Dataset items
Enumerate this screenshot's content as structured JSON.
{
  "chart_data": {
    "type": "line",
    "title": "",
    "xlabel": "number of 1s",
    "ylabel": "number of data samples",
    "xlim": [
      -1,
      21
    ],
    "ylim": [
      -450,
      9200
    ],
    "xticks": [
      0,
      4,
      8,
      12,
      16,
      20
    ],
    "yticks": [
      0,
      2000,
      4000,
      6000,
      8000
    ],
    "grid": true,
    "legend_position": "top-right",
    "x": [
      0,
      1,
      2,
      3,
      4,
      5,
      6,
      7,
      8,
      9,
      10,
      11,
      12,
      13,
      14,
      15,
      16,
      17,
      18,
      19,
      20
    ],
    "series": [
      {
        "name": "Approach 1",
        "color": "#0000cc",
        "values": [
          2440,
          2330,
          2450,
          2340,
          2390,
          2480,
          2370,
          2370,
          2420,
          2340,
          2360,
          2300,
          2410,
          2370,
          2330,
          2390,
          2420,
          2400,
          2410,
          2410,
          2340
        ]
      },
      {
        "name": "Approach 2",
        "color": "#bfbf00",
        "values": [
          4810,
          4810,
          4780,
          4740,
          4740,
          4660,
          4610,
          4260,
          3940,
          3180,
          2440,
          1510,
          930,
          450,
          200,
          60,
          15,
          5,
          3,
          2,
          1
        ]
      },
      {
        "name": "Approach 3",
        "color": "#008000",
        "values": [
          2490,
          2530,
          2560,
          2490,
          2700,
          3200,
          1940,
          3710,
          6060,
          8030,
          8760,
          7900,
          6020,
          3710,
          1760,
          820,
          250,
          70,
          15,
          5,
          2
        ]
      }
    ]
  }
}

GIVEN REQUEST> Extract every line above exactly as it stands.

ANSWER TO THE EXERCISE>
Enumerate this screenshot's content as structured JSON.
{
  "chart_data": {
    "type": "line",
    "title": "",
    "xlabel": "number of 1s",
    "ylabel": "number of data samples",
    "xlim": [
      -1,
      21
    ],
    "ylim": [
      -450,
      9200
    ],
    "xticks": [
      0,
      4,
      8,
      12,
      16,
      20
    ],
    "yticks": [
      0,
      2000,
      4000,
      6000,
      8000
    ],
    "grid": true,
    "legend_position": "top-right",
    "x": [
      0,
      1,
      2,
      3,
      4,
      5,
      6,
      7,
      8,
      9,
      10,
      11,
      12,
      13,
      14,
      15,
      16,
      17,
      18,
      19,
      20
    ],
    "series": [
      {
        "name": "Approach 1",
        "color": "#0000cc",
        "values": [
          2440,
          2330,
          2450,
          2340,
          2390,
          2480,
          2370,
          2370,
          2420,
          2340,
          2360,
          2300,
          2410,
          2370,
          2330,
          2390,
          2420,
          2400,
          2410,
          2410,
          2340
        ]
      },
      {
        "name": "Approach 2",
        "color": "#bfbf00",
        "values": [
          4810,
          4810,
          4780,
          4740,
          4740,
          4660,
          4610,
          4260,
          3940,
          3180,
          2440,
          1510,
          930,
          450,
          200,
          60,
          15,
          5,
          3,
          2,
          1
        ]
      },
      {
        "name": "Approach 3",
        "color": "#008000",
        "values": [
          2490,
          2530,
          2560,
          2490,
          2700,
          3200,
          1940,
          3710,
          6060,
          8030,
          8760,
          7900,
          6020,
          3710,
          1760,
          820,
          250,
          70,
          15,
          5,
          2
        ]
      }
    ]
  }
}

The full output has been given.